▶ Description of the task
In the data below, locate each line with the word "product" and list it.

▶ Records to use
-----

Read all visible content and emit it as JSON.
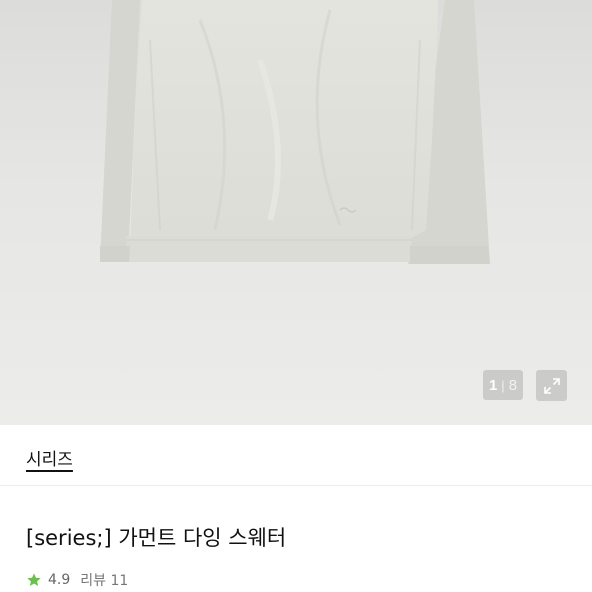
{
  "gallery": {
    "current": "1",
    "separator": "|",
    "total": "8",
    "image_icon": "sweater-product-image",
    "expand_icon": "expand-icon"
  },
  "brand": {
    "name": "시리즈"
  },
  "product": {
    "title": "[series;] 가먼트 다잉 스웨터"
  },
  "rating": {
    "icon": "star-icon",
    "star_color": "#6cc04a",
    "score": "4.9",
    "review_label": "리뷰 11"
  }
}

-----

▶ Output for this task
    "image_icon": "sweater-product-image",
  "product": {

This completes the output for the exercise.